▶ **MATERIAL FOR THIS EXERCISE**
● ● ● ● ● ● ●

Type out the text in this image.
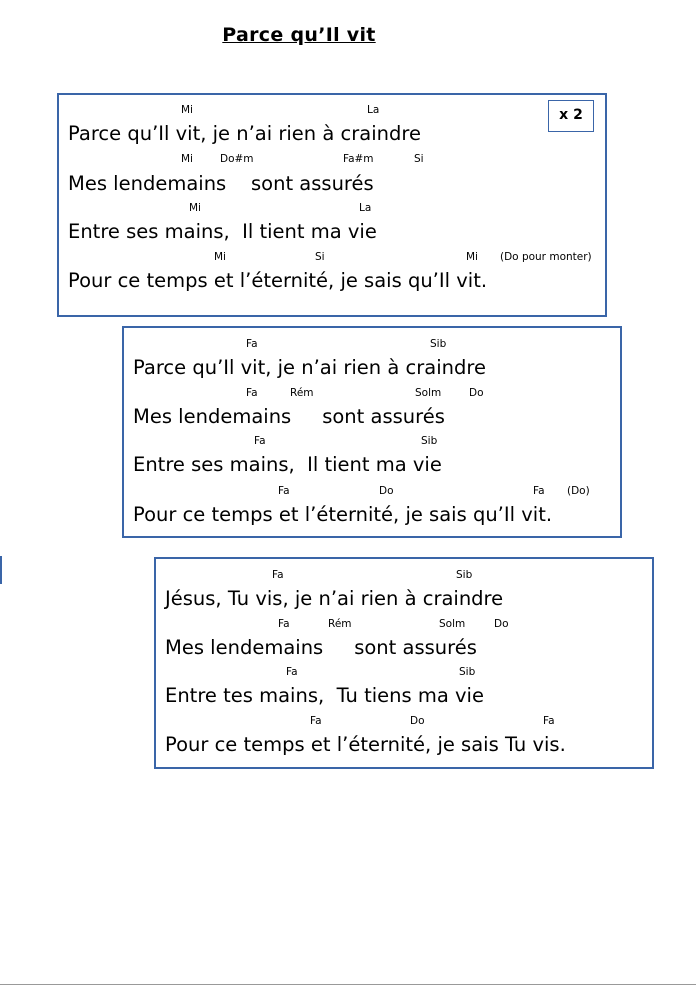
Parce qu’Il vit
Mi	La
Parce qu’Il vit, je n’ai rien à craindre
Mi	Do#m	Fa#m	Si
Mes lendemains    sont assurés
Mi	La
Entre ses mains,  Il tient ma vie
Mi	Si	Mi (Do pour monter)
Pour ce temps et l’éternité, je sais qu’Il vit.
x 2
Fa	Sib
Parce qu’Il vit, je n’ai rien à craindre
Fa	Rém	Solm	Do
Mes lendemains     sont assurés
Fa	Sib
Entre ses mains,  Il tient ma vie
Fa	Do	Fa (Do)
Pour ce temps et l’éternité, je sais qu’Il vit.
Fa	Sib
Jésus, Tu vis, je n’ai rien à craindre
Fa	Rém	Solm	Do
Mes lendemains     sont assurés
Fa	Sib
Entre tes mains,  Tu tiens ma vie
Fa	Do	Fa
Pour ce temps et l’éternité, je sais Tu vis.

● ● ● ● ● ● ●

▶ **AIM OF THE TASK**
Reproduce the full listing above verbatim, with no pictures included.

▶ **SOLVED EXERCISE**
Type out the text in this image.
Parce qu’Il vit
Mi	La
Parce qu’Il vit, je n’ai rien à craindre
Mi	Do#m	Fa#m	Si
Mes lendemains    sont assurés
Mi	La
Entre ses mains,  Il tient ma vie
Mi	Si	Mi (Do pour monter)
Pour ce temps et l’éternité, je sais qu’Il vit.
x 2
Fa	Sib
Parce qu’Il vit, je n’ai rien à craindre
Fa	Rém	Solm	Do
Mes lendemains     sont assurés
Fa	Sib
Entre ses mains,  Il tient ma vie
Fa	Do	Fa (Do)
Pour ce temps et l’éternité, je sais qu’Il vit.
Fa	Sib
Jésus, Tu vis, je n’ai rien à craindre
Fa	Rém	Solm	Do
Mes lendemains     sont assurés
Fa	Sib
Entre tes mains,  Tu tiens ma vie
Fa	Do	Fa
Pour ce temps et l’éternité, je sais Tu vis.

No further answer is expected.